* **To be done**
Write each line out again exactly as written.

# START OF Dataset extract

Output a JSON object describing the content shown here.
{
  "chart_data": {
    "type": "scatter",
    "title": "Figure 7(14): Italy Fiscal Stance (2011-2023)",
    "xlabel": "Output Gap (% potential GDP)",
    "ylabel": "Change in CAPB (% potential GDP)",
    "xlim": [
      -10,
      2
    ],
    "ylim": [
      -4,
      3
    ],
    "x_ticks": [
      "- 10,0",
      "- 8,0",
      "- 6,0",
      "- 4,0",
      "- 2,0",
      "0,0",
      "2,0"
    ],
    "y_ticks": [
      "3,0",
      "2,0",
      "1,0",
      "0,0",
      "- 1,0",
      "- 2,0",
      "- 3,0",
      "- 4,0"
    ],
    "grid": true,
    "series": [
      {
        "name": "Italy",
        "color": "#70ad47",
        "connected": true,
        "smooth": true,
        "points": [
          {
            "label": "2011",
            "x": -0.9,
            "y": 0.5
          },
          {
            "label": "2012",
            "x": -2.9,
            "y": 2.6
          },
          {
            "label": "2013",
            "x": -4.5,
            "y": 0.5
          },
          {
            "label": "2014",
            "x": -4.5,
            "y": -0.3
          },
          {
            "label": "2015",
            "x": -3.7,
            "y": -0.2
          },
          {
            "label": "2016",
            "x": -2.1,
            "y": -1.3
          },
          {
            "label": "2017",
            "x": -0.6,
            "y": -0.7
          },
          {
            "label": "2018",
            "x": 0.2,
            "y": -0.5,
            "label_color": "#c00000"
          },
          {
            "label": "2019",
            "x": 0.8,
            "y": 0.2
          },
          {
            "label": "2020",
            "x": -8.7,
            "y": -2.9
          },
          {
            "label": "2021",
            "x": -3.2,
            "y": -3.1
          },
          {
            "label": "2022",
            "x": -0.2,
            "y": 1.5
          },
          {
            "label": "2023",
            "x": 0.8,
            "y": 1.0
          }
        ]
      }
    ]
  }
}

# END OF Dataset extract

* **Task result**
Output a JSON object describing the content shown here.
{
  "chart_data": {
    "type": "scatter",
    "title": "Figure 7(14): Italy Fiscal Stance (2011-2023)",
    "xlabel": "Output Gap (% potential GDP)",
    "ylabel": "Change in CAPB (% potential GDP)",
    "xlim": [
      -10,
      2
    ],
    "ylim": [
      -4,
      3
    ],
    "x_ticks": [
      "- 10,0",
      "- 8,0",
      "- 6,0",
      "- 4,0",
      "- 2,0",
      "0,0",
      "2,0"
    ],
    "y_ticks": [
      "3,0",
      "2,0",
      "1,0",
      "0,0",
      "- 1,0",
      "- 2,0",
      "- 3,0",
      "- 4,0"
    ],
    "grid": true,
    "series": [
      {
        "name": "Italy",
        "color": "#70ad47",
        "connected": true,
        "smooth": true,
        "points": [
          {
            "label": "2011",
            "x": -0.9,
            "y": 0.5
          },
          {
            "label": "2012",
            "x": -2.9,
            "y": 2.6
          },
          {
            "label": "2013",
            "x": -4.5,
            "y": 0.5
          },
          {
            "label": "2014",
            "x": -4.5,
            "y": -0.3
          },
          {
            "label": "2015",
            "x": -3.7,
            "y": -0.2
          },
          {
            "label": "2016",
            "x": -2.1,
            "y": -1.3
          },
          {
            "label": "2017",
            "x": -0.6,
            "y": -0.7
          },
          {
            "label": "2018",
            "x": 0.2,
            "y": -0.5,
            "label_color": "#c00000"
          },
          {
            "label": "2019",
            "x": 0.8,
            "y": 0.2
          },
          {
            "label": "2020",
            "x": -8.7,
            "y": -2.9
          },
          {
            "label": "2021",
            "x": -3.2,
            "y": -3.1
          },
          {
            "label": "2022",
            "x": -0.2,
            "y": 1.5
          },
          {
            "label": "2023",
            "x": 0.8,
            "y": 1.0
          }
        ]
      }
    ]
  }
}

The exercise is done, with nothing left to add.